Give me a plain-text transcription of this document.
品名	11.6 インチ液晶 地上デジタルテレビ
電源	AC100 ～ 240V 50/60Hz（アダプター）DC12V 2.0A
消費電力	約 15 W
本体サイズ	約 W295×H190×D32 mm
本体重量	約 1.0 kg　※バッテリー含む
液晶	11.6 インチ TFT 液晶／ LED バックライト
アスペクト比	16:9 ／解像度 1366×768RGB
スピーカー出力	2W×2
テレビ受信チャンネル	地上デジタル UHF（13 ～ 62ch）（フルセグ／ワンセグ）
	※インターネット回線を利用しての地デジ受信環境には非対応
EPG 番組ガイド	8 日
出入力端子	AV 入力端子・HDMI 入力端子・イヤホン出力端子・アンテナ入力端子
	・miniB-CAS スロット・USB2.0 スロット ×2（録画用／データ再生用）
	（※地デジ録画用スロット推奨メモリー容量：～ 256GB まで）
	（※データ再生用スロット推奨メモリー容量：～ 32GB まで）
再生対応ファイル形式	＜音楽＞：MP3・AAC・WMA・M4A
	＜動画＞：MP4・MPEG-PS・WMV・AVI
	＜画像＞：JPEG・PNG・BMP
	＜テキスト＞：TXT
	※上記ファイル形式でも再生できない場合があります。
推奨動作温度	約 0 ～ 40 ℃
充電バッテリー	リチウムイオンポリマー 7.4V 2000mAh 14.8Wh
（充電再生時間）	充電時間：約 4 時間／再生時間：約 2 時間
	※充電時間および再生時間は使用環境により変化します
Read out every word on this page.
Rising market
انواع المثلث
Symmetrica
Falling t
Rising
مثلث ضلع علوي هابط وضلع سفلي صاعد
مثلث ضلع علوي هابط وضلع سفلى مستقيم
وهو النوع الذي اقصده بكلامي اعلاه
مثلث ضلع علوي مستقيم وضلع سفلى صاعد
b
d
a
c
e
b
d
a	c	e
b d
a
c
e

→ GOAL
Extract, from the listing above, every line where the string "مستقيم" occurs.

→ RESULT FOR THIS TASK
مثلث ضلع علوي هابط وضلع سفلى مستقيم
مثلث ضلع علوي مستقيم وضلع سفلى صاعد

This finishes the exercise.